→ WHAT TO WORK ON:
Extract the listing in its entirety, keeping each line identical to the original.

→ AVAILABLE DATA:
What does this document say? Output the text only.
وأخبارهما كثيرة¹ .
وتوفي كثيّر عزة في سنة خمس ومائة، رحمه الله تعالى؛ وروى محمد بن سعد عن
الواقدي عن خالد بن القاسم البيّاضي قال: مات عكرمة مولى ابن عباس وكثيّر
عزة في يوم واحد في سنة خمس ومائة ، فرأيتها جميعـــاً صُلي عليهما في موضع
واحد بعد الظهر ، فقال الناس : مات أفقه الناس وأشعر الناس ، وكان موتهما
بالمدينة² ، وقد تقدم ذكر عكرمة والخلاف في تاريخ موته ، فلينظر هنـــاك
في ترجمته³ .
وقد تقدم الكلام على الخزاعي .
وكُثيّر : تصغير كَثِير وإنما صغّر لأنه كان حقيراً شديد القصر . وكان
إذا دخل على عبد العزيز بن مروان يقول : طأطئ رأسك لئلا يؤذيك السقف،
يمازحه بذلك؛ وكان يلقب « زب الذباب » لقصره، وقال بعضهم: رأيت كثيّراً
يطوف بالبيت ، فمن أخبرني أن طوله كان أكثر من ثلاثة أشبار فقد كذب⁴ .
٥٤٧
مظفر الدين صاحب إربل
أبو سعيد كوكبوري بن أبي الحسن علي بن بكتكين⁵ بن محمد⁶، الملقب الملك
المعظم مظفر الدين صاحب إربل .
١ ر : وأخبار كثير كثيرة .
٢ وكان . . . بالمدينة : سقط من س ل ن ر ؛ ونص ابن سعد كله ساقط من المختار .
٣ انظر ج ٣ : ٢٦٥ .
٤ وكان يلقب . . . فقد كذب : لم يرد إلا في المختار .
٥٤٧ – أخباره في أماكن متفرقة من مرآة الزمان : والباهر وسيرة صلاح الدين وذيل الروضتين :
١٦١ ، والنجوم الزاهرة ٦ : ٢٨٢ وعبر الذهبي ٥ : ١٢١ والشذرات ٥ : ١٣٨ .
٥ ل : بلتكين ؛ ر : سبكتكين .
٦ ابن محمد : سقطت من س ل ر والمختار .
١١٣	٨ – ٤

→ TASK SOLUTION:
What does this document say? Output the text only.
وأخبارهما كثيرة¹ .
وتوفي كثيّر عزة في سنة خمس ومائة، رحمه الله تعالى؛ وروى محمد بن سعد عن
الواقدي عن خالد بن القاسم البيّاضي قال: مات عكرمة مولى ابن عباس وكثيّر
عزة في يوم واحد في سنة خمس ومائة ، فرأيتها جميعـــاً صُلي عليهما في موضع
واحد بعد الظهر ، فقال الناس : مات أفقه الناس وأشعر الناس ، وكان موتهما
بالمدينة² ، وقد تقدم ذكر عكرمة والخلاف في تاريخ موته ، فلينظر هنـــاك
في ترجمته³ .
وقد تقدم الكلام على الخزاعي .
وكُثيّر : تصغير كَثِير وإنما صغّر لأنه كان حقيراً شديد القصر . وكان
إذا دخل على عبد العزيز بن مروان يقول : طأطئ رأسك لئلا يؤذيك السقف،
يمازحه بذلك؛ وكان يلقب « زب الذباب » لقصره، وقال بعضهم: رأيت كثيّراً
يطوف بالبيت ، فمن أخبرني أن طوله كان أكثر من ثلاثة أشبار فقد كذب⁴ .
٥٤٧
مظفر الدين صاحب إربل
أبو سعيد كوكبوري بن أبي الحسن علي بن بكتكين⁵ بن محمد⁶، الملقب الملك
المعظم مظفر الدين صاحب إربل .
١ ر : وأخبار كثير كثيرة .
٢ وكان . . . بالمدينة : سقط من س ل ن ر ؛ ونص ابن سعد كله ساقط من المختار .
٣ انظر ج ٣ : ٢٦٥ .
٤ وكان يلقب . . . فقد كذب : لم يرد إلا في المختار .
٥٤٧ – أخباره في أماكن متفرقة من مرآة الزمان : والباهر وسيرة صلاح الدين وذيل الروضتين :
١٦١ ، والنجوم الزاهرة ٦ : ٢٨٢ وعبر الذهبي ٥ : ١٢١ والشذرات ٥ : ١٣٨ .
٥ ل : بلتكين ؛ ر : سبكتكين .
٦ ابن محمد : سقطت من س ل ر والمختار .
١١٣	٨ – ٤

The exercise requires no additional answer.